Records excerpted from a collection
begin

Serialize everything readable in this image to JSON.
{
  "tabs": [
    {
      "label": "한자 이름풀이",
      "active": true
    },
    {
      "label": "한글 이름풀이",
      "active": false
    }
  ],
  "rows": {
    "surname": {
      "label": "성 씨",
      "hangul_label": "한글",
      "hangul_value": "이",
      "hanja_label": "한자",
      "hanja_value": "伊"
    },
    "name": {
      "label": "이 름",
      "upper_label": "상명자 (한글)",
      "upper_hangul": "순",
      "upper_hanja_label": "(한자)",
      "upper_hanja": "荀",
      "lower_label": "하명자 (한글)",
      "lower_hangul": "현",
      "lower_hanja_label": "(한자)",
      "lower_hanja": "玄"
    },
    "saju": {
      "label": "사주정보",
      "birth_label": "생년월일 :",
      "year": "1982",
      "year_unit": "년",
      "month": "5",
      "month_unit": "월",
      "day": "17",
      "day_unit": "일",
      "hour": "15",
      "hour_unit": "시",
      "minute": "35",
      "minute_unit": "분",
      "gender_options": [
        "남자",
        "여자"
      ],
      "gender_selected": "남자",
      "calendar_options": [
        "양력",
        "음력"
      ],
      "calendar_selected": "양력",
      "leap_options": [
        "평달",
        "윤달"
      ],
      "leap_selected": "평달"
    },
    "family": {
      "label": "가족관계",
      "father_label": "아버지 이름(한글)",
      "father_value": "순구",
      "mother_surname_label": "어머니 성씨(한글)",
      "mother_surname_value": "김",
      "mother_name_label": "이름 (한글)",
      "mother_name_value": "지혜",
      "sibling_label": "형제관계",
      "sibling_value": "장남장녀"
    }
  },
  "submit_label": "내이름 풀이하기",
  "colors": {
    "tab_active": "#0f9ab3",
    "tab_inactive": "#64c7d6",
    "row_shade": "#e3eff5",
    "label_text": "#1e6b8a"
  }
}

end
begin

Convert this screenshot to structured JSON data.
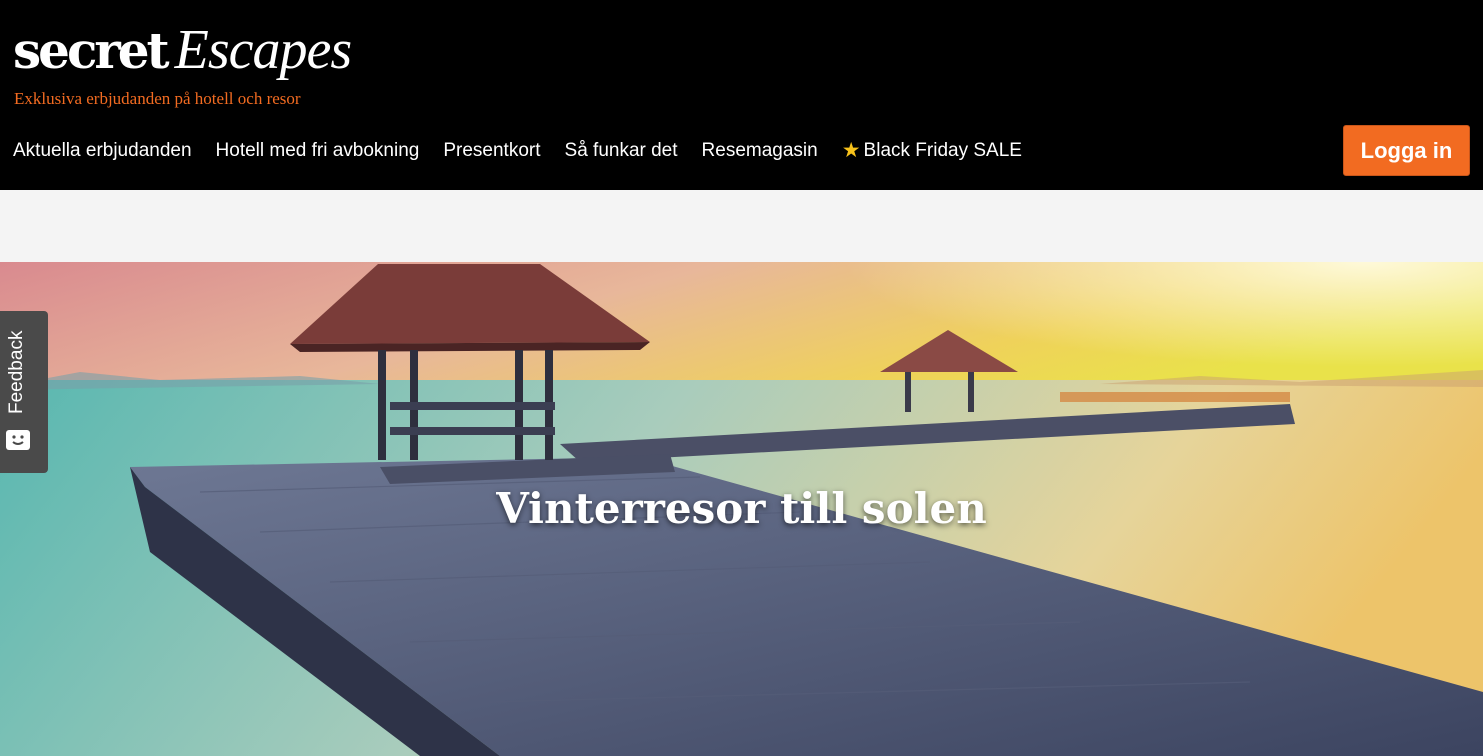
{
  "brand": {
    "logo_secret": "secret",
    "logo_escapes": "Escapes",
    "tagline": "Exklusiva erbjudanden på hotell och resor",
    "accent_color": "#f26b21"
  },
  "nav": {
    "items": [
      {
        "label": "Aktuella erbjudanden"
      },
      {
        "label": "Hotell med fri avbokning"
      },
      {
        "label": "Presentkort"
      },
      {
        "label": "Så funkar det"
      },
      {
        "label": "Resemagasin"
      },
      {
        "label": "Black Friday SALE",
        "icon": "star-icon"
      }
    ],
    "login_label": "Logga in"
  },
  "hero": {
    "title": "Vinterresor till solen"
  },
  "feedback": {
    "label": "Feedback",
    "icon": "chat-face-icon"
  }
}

end

» **Given task**:
Find the string "JSON" in the entries above and return each line that holds it.

» **Exercise answer**:
Serialize everything readable in this image to JSON.
Convert this screenshot to structured JSON data.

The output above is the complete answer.